Entries taken from a collection
--------

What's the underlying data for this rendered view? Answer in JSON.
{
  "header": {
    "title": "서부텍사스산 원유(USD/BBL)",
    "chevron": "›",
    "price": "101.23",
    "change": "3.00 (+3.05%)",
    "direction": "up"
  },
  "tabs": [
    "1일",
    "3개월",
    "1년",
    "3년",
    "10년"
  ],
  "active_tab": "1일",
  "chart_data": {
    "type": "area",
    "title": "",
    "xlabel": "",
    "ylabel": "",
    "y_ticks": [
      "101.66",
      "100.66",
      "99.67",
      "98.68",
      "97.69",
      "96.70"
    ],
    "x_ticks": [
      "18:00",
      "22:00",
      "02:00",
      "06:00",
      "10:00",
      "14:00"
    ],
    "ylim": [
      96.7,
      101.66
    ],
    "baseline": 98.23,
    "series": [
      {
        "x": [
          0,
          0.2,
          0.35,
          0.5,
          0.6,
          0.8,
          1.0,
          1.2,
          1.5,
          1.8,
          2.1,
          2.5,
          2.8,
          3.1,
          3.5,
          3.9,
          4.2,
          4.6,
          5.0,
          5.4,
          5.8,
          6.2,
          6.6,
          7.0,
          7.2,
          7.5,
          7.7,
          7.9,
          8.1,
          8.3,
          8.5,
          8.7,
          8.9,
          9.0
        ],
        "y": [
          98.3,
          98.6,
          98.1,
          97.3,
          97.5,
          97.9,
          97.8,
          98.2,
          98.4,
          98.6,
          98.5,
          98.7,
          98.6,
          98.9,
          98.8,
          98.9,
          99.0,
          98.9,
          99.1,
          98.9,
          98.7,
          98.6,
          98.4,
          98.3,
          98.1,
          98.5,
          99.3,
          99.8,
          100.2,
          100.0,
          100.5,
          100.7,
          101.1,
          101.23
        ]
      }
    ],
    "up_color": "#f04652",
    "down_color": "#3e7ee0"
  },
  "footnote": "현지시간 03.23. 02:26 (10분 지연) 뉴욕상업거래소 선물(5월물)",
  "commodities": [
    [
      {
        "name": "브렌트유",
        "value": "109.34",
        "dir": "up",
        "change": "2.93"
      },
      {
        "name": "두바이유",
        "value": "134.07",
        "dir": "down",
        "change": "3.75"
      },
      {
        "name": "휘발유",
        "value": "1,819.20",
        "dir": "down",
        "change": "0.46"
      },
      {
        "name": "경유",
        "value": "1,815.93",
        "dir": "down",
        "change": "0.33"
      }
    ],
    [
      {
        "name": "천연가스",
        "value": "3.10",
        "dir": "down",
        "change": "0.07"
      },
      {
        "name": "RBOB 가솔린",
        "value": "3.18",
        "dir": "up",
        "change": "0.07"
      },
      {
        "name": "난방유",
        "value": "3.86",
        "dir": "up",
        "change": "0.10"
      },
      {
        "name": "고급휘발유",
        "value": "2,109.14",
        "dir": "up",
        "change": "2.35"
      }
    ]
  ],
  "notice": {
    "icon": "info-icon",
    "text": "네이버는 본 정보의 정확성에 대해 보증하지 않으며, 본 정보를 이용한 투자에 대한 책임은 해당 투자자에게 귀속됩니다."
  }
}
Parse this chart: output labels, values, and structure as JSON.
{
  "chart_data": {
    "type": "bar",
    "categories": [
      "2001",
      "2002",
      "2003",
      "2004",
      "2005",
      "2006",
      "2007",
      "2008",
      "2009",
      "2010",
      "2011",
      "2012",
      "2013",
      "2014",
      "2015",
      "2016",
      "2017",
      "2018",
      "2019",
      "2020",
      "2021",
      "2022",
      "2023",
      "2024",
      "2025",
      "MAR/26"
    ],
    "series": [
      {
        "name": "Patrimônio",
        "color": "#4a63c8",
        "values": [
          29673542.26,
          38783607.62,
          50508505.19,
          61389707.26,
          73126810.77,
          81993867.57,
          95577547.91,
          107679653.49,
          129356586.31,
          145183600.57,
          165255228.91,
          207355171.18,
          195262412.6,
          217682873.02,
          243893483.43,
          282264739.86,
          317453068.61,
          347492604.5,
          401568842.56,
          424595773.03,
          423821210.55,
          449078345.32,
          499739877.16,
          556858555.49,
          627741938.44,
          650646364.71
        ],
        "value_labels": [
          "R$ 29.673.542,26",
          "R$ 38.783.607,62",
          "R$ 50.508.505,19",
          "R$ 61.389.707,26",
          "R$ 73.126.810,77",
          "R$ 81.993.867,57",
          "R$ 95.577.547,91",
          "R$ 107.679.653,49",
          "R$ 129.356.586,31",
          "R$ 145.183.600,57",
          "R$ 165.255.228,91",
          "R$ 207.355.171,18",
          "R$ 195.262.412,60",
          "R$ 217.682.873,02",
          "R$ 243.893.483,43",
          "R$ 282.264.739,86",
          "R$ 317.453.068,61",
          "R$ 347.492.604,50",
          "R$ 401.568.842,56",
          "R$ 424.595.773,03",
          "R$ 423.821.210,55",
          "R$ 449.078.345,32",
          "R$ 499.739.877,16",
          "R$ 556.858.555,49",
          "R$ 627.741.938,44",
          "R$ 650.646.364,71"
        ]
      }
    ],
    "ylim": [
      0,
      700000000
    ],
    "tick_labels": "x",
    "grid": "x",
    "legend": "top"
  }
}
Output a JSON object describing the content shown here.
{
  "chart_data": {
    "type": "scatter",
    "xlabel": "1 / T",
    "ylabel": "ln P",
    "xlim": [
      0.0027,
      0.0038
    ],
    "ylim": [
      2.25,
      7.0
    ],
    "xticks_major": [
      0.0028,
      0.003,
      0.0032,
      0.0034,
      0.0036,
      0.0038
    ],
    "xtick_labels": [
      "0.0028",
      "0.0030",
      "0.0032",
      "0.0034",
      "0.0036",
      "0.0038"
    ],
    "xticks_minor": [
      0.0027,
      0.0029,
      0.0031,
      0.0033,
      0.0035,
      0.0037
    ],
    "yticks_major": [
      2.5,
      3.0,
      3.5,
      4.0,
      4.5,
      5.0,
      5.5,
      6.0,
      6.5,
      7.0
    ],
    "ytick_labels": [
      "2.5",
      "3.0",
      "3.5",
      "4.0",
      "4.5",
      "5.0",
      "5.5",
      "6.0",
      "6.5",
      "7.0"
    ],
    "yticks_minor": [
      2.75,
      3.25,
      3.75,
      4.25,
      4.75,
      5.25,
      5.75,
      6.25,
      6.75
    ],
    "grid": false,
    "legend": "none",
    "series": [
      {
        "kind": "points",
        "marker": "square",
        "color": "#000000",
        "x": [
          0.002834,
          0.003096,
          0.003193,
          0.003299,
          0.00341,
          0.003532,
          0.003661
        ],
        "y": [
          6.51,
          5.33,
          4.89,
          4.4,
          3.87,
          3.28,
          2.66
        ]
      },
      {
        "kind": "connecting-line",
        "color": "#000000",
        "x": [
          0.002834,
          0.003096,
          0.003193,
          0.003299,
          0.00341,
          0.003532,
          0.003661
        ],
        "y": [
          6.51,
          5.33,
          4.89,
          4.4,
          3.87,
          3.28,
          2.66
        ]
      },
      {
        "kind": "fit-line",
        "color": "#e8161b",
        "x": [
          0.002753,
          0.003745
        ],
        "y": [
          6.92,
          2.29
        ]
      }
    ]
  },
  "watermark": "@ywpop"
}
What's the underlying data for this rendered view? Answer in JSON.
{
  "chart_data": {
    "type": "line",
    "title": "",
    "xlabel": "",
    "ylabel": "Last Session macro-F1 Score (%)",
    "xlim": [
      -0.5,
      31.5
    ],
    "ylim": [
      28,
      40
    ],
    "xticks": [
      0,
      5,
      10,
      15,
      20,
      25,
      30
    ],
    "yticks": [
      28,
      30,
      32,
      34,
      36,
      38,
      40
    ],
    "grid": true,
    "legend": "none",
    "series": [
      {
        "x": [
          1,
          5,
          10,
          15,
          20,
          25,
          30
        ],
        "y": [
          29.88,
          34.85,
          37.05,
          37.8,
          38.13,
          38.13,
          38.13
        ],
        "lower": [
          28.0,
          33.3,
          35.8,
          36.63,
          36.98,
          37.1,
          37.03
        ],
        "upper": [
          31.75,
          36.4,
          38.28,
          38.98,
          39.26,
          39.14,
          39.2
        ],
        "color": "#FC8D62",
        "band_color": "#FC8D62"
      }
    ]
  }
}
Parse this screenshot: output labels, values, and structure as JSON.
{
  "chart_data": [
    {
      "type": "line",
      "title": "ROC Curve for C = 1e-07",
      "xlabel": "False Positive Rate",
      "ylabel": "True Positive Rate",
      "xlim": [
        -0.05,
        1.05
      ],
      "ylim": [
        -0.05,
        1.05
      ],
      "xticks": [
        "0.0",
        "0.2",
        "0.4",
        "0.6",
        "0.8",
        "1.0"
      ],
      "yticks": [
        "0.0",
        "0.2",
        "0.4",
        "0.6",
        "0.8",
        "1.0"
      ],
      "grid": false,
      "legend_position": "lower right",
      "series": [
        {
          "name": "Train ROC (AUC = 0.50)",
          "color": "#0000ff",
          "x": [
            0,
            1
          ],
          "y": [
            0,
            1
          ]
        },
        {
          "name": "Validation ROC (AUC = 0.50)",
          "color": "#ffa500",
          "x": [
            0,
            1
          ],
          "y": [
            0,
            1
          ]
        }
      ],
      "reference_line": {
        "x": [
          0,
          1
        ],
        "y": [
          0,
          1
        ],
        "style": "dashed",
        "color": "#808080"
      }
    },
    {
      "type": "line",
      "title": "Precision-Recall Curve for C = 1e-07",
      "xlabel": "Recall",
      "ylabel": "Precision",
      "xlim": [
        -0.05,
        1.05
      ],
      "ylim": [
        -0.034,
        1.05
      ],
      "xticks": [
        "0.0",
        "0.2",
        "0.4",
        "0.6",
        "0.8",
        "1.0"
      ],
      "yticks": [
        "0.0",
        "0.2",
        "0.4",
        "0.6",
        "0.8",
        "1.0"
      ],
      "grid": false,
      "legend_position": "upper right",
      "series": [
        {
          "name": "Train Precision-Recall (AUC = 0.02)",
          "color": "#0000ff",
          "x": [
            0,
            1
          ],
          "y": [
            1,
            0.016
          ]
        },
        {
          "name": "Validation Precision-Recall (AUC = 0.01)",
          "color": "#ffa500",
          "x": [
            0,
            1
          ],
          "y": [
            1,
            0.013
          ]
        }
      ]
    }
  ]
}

--------

**Work to do:**
Among the lines of the material, find those that hold the word "Curve" and copy them.

**Expected answer:**
      "title": "ROC Curve for C = 1e-07",
      "title": "Precision-Recall Curve for C = 1e-07",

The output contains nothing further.